** begin Data section **

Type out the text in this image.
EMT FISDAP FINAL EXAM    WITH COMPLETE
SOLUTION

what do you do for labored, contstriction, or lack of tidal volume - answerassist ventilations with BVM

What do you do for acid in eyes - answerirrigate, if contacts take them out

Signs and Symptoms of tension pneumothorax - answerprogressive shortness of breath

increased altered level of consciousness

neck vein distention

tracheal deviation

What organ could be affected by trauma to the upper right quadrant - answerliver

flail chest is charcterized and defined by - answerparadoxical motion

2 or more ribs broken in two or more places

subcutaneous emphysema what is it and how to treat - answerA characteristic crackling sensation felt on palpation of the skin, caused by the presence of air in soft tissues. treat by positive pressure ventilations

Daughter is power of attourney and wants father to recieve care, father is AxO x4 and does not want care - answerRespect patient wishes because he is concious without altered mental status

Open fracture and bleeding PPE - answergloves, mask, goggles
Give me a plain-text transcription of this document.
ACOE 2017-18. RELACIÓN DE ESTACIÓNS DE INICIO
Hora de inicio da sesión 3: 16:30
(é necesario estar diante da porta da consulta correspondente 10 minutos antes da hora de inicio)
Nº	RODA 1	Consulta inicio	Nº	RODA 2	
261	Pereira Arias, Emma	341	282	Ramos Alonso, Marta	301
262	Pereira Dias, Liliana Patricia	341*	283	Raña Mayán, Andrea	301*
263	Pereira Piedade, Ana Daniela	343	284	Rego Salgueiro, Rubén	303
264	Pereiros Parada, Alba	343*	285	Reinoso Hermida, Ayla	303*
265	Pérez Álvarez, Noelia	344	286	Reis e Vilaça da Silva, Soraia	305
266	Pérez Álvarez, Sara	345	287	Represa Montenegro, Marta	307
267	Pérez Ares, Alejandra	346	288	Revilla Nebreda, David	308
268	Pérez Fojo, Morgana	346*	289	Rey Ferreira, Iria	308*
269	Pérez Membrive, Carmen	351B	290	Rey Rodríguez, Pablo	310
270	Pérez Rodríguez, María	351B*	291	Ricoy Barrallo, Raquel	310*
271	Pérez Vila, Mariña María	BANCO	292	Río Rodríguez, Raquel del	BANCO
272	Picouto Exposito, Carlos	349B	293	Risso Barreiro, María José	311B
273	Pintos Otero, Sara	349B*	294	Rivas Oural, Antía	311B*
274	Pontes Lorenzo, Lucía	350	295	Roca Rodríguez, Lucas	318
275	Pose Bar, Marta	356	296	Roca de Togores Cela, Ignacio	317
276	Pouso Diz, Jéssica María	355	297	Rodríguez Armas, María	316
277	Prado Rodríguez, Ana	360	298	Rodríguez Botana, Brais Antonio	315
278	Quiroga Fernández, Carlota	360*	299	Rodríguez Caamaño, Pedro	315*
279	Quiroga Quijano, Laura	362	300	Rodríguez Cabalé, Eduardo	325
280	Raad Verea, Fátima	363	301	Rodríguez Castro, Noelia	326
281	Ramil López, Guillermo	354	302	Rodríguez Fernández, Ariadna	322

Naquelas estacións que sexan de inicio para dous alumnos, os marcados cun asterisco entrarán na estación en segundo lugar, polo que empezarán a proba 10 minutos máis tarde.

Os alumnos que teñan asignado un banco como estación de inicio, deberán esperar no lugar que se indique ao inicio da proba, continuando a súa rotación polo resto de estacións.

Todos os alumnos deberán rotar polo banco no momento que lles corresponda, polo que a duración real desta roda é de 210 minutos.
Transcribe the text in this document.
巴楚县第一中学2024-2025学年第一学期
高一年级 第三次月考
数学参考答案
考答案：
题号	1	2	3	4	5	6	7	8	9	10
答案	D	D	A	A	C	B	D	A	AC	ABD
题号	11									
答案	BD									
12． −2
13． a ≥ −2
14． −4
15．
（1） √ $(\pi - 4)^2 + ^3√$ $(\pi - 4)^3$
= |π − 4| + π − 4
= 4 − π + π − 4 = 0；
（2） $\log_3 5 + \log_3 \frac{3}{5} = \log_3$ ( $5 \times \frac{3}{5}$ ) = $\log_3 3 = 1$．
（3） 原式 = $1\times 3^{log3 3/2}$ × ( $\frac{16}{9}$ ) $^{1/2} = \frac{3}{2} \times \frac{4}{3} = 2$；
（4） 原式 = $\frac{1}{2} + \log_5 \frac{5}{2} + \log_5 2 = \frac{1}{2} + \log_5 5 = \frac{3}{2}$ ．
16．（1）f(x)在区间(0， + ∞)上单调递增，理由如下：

** end Data section **

**Goal**
Find "Transcribe the text in this document." in the data above, then repeat that line and all lines after it exactly, ending with the final line.

**Exercise answer**
Transcribe the text in this document.
巴楚县第一中学2024-2025学年第一学期
高一年级 第三次月考
数学参考答案
考答案：
题号	1	2	3	4	5	6	7	8	9	10
答案	D	D	A	A	C	B	D	A	AC	ABD
题号	11									
答案	BD									
12． −2
13． a ≥ −2
14． −4
15．
（1） √ $(\pi - 4)^2 + ^3√$ $(\pi - 4)^3$
= |π − 4| + π − 4
= 4 − π + π − 4 = 0；
（2） $\log_3 5 + \log_3 \frac{3}{5} = \log_3$ ( $5 \times \frac{3}{5}$ ) = $\log_3 3 = 1$．
（3） 原式 = $1\times 3^{log3 3/2}$ × ( $\frac{16}{9}$ ) $^{1/2} = \frac{3}{2} \times \frac{4}{3} = 2$；
（4） 原式 = $\frac{1}{2} + \log_5 \frac{5}{2} + \log_5 2 = \frac{1}{2} + \log_5 5 = \frac{3}{2}$ ．
16．（1）f(x)在区间(0， + ∞)上单调递增，理由如下：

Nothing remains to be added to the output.